◆ Task requirements ◆
Nothing may be dropped or altered: reproduce all the data.

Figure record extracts

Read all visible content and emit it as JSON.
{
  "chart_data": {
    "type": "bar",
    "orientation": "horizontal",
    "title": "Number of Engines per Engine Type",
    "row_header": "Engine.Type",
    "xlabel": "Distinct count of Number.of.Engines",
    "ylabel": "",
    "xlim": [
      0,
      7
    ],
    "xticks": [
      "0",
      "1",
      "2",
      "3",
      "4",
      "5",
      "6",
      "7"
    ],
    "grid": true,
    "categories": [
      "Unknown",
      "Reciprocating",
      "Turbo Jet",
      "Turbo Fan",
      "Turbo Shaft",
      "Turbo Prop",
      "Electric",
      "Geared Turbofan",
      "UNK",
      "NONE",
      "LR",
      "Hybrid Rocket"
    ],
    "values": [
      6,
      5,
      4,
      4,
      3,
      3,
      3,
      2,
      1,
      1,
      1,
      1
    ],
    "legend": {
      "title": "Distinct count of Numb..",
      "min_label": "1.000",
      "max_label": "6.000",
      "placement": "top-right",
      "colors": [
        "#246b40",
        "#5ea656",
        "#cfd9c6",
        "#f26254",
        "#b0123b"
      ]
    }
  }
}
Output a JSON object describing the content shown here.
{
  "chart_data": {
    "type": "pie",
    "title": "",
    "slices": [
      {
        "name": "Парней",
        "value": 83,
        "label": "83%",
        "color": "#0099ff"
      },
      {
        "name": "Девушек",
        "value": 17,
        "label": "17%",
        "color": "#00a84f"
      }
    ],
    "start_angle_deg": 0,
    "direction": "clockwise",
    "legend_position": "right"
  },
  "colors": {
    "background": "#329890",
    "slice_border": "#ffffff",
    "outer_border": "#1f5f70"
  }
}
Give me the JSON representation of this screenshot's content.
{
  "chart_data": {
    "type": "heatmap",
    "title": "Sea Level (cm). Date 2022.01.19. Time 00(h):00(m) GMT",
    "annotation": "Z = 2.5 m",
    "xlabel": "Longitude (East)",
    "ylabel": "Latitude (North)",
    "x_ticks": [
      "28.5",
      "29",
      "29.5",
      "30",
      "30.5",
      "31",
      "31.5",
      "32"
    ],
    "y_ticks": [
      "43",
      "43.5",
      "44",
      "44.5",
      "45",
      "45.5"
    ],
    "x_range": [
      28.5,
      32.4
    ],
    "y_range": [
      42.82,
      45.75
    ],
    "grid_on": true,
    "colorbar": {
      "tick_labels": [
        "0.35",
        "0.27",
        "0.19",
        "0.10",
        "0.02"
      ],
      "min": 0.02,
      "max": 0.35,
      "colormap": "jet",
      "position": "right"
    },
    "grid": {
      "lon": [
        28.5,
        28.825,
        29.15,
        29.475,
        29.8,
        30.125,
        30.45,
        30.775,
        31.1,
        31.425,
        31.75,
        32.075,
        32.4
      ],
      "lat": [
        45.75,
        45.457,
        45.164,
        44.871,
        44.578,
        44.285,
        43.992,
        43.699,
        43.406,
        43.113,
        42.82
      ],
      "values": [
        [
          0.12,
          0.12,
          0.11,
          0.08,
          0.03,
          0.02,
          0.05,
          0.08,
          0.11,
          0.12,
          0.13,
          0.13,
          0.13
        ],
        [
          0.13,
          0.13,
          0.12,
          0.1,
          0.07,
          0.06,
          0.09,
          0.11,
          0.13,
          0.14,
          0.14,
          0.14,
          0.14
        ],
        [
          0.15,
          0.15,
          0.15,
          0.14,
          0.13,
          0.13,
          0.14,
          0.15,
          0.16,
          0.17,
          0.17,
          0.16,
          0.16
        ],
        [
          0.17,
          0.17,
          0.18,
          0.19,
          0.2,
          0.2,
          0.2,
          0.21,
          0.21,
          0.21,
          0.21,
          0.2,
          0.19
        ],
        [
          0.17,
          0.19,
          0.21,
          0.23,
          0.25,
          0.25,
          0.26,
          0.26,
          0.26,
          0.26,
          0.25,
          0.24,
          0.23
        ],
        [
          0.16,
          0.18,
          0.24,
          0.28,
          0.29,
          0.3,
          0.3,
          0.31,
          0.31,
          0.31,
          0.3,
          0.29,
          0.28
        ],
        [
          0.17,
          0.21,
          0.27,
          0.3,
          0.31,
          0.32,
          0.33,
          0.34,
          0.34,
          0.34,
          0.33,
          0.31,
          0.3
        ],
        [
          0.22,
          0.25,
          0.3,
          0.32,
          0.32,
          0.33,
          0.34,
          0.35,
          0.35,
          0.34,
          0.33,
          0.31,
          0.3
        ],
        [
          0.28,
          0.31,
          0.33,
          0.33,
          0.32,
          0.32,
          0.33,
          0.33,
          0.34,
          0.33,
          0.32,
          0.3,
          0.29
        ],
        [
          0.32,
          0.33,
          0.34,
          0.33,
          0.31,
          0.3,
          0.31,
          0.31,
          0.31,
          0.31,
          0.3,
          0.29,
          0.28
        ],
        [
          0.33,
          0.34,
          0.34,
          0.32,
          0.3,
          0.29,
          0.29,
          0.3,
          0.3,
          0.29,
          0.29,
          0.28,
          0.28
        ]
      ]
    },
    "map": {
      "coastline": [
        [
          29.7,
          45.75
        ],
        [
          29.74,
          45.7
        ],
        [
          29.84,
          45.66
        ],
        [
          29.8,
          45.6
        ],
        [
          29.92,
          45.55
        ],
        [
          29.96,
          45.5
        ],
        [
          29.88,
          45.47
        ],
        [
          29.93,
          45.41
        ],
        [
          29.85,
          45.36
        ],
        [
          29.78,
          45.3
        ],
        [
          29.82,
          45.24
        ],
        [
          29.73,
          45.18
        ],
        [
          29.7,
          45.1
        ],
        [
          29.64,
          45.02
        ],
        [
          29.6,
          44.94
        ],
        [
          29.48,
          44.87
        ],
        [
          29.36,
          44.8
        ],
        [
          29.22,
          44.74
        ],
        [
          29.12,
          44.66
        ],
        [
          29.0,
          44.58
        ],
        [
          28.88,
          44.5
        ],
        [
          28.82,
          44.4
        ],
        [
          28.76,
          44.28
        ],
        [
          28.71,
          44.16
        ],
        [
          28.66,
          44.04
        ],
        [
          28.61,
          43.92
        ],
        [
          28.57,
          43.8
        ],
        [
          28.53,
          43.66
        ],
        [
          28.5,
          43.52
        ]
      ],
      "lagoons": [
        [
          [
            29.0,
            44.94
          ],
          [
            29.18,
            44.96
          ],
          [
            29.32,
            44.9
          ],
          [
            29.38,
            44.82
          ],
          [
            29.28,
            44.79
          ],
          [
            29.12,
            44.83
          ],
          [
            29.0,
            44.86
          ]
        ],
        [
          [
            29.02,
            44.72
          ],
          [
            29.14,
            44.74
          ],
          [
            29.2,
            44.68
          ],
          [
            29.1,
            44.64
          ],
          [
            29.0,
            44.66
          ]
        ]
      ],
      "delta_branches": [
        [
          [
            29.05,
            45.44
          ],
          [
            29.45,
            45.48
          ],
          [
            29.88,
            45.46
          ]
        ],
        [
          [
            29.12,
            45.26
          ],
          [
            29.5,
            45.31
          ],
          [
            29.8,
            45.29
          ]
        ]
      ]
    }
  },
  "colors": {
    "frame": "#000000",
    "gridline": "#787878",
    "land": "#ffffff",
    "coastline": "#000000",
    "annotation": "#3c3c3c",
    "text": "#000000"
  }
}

◆ Exercise solution ◆
Read all visible content and emit it as JSON.
{
  "chart_data": {
    "type": "bar",
    "orientation": "horizontal",
    "title": "Number of Engines per Engine Type",
    "row_header": "Engine.Type",
    "xlabel": "Distinct count of Number.of.Engines",
    "ylabel": "",
    "xlim": [
      0,
      7
    ],
    "xticks": [
      "0",
      "1",
      "2",
      "3",
      "4",
      "5",
      "6",
      "7"
    ],
    "grid": true,
    "categories": [
      "Unknown",
      "Reciprocating",
      "Turbo Jet",
      "Turbo Fan",
      "Turbo Shaft",
      "Turbo Prop",
      "Electric",
      "Geared Turbofan",
      "UNK",
      "NONE",
      "LR",
      "Hybrid Rocket"
    ],
    "values": [
      6,
      5,
      4,
      4,
      3,
      3,
      3,
      2,
      1,
      1,
      1,
      1
    ],
    "legend": {
      "title": "Distinct count of Numb..",
      "min_label": "1.000",
      "max_label": "6.000",
      "placement": "top-right",
      "colors": [
        "#246b40",
        "#5ea656",
        "#cfd9c6",
        "#f26254",
        "#b0123b"
      ]
    }
  }
}
Output a JSON object describing the content shown here.
{
  "chart_data": {
    "type": "pie",
    "title": "",
    "slices": [
      {
        "name": "Парней",
        "value": 83,
        "label": "83%",
        "color": "#0099ff"
      },
      {
        "name": "Девушек",
        "value": 17,
        "label": "17%",
        "color": "#00a84f"
      }
    ],
    "start_angle_deg": 0,
    "direction": "clockwise",
    "legend_position": "right"
  },
  "colors": {
    "background": "#329890",
    "slice_border": "#ffffff",
    "outer_border": "#1f5f70"
  }
}
Give me the JSON representation of this screenshot's content.
{
  "chart_data": {
    "type": "heatmap",
    "title": "Sea Level (cm). Date 2022.01.19. Time 00(h):00(m) GMT",
    "annotation": "Z = 2.5 m",
    "xlabel": "Longitude (East)",
    "ylabel": "Latitude (North)",
    "x_ticks": [
      "28.5",
      "29",
      "29.5",
      "30",
      "30.5",
      "31",
      "31.5",
      "32"
    ],
    "y_ticks": [
      "43",
      "43.5",
      "44",
      "44.5",
      "45",
      "45.5"
    ],
    "x_range": [
      28.5,
      32.4
    ],
    "y_range": [
      42.82,
      45.75
    ],
    "grid_on": true,
    "colorbar": {
      "tick_labels": [
        "0.35",
        "0.27",
        "0.19",
        "0.10",
        "0.02"
      ],
      "min": 0.02,
      "max": 0.35,
      "colormap": "jet",
      "position": "right"
    },
    "grid": {
      "lon": [
        28.5,
        28.825,
        29.15,
        29.475,
        29.8,
        30.125,
        30.45,
        30.775,
        31.1,
        31.425,
        31.75,
        32.075,
        32.4
      ],
      "lat": [
        45.75,
        45.457,
        45.164,
        44.871,
        44.578,
        44.285,
        43.992,
        43.699,
        43.406,
        43.113,
        42.82
      ],
      "values": [
        [
          0.12,
          0.12,
          0.11,
          0.08,
          0.03,
          0.02,
          0.05,
          0.08,
          0.11,
          0.12,
          0.13,
          0.13,
          0.13
        ],
        [
          0.13,
          0.13,
          0.12,
          0.1,
          0.07,
          0.06,
          0.09,
          0.11,
          0.13,
          0.14,
          0.14,
          0.14,
          0.14
        ],
        [
          0.15,
          0.15,
          0.15,
          0.14,
          0.13,
          0.13,
          0.14,
          0.15,
          0.16,
          0.17,
          0.17,
          0.16,
          0.16
        ],
        [
          0.17,
          0.17,
          0.18,
          0.19,
          0.2,
          0.2,
          0.2,
          0.21,
          0.21,
          0.21,
          0.21,
          0.2,
          0.19
        ],
        [
          0.17,
          0.19,
          0.21,
          0.23,
          0.25,
          0.25,
          0.26,
          0.26,
          0.26,
          0.26,
          0.25,
          0.24,
          0.23
        ],
        [
          0.16,
          0.18,
          0.24,
          0.28,
          0.29,
          0.3,
          0.3,
          0.31,
          0.31,
          0.31,
          0.3,
          0.29,
          0.28
        ],
        [
          0.17,
          0.21,
          0.27,
          0.3,
          0.31,
          0.32,
          0.33,
          0.34,
          0.34,
          0.34,
          0.33,
          0.31,
          0.3
        ],
        [
          0.22,
          0.25,
          0.3,
          0.32,
          0.32,
          0.33,
          0.34,
          0.35,
          0.35,
          0.34,
          0.33,
          0.31,
          0.3
        ],
        [
          0.28,
          0.31,
          0.33,
          0.33,
          0.32,
          0.32,
          0.33,
          0.33,
          0.34,
          0.33,
          0.32,
          0.3,
          0.29
        ],
        [
          0.32,
          0.33,
          0.34,
          0.33,
          0.31,
          0.3,
          0.31,
          0.31,
          0.31,
          0.31,
          0.3,
          0.29,
          0.28
        ],
        [
          0.33,
          0.34,
          0.34,
          0.32,
          0.3,
          0.29,
          0.29,
          0.3,
          0.3,
          0.29,
          0.29,
          0.28,
          0.28
        ]
      ]
    },
    "map": {
      "coastline": [
        [
          29.7,
          45.75
        ],
        [
          29.74,
          45.7
        ],
        [
          29.84,
          45.66
        ],
        [
          29.8,
          45.6
        ],
        [
          29.92,
          45.55
        ],
        [
          29.96,
          45.5
        ],
        [
          29.88,
          45.47
        ],
        [
          29.93,
          45.41
        ],
        [
          29.85,
          45.36
        ],
        [
          29.78,
          45.3
        ],
        [
          29.82,
          45.24
        ],
        [
          29.73,
          45.18
        ],
        [
          29.7,
          45.1
        ],
        [
          29.64,
          45.02
        ],
        [
          29.6,
          44.94
        ],
        [
          29.48,
          44.87
        ],
        [
          29.36,
          44.8
        ],
        [
          29.22,
          44.74
        ],
        [
          29.12,
          44.66
        ],
        [
          29.0,
          44.58
        ],
        [
          28.88,
          44.5
        ],
        [
          28.82,
          44.4
        ],
        [
          28.76,
          44.28
        ],
        [
          28.71,
          44.16
        ],
        [
          28.66,
          44.04
        ],
        [
          28.61,
          43.92
        ],
        [
          28.57,
          43.8
        ],
        [
          28.53,
          43.66
        ],
        [
          28.5,
          43.52
        ]
      ],
      "lagoons": [
        [
          [
            29.0,
            44.94
          ],
          [
            29.18,
            44.96
          ],
          [
            29.32,
            44.9
          ],
          [
            29.38,
            44.82
          ],
          [
            29.28,
            44.79
          ],
          [
            29.12,
            44.83
          ],
          [
            29.0,
            44.86
          ]
        ],
        [
          [
            29.02,
            44.72
          ],
          [
            29.14,
            44.74
          ],
          [
            29.2,
            44.68
          ],
          [
            29.1,
            44.64
          ],
          [
            29.0,
            44.66
          ]
        ]
      ],
      "delta_branches": [
        [
          [
            29.05,
            45.44
          ],
          [
            29.45,
            45.48
          ],
          [
            29.88,
            45.46
          ]
        ],
        [
          [
            29.12,
            45.26
          ],
          [
            29.5,
            45.31
          ],
          [
            29.8,
            45.29
          ]
        ]
      ]
    }
  },
  "colors": {
    "frame": "#000000",
    "gridline": "#787878",
    "land": "#ffffff",
    "coastline": "#000000",
    "annotation": "#3c3c3c",
    "text": "#000000"
  }
}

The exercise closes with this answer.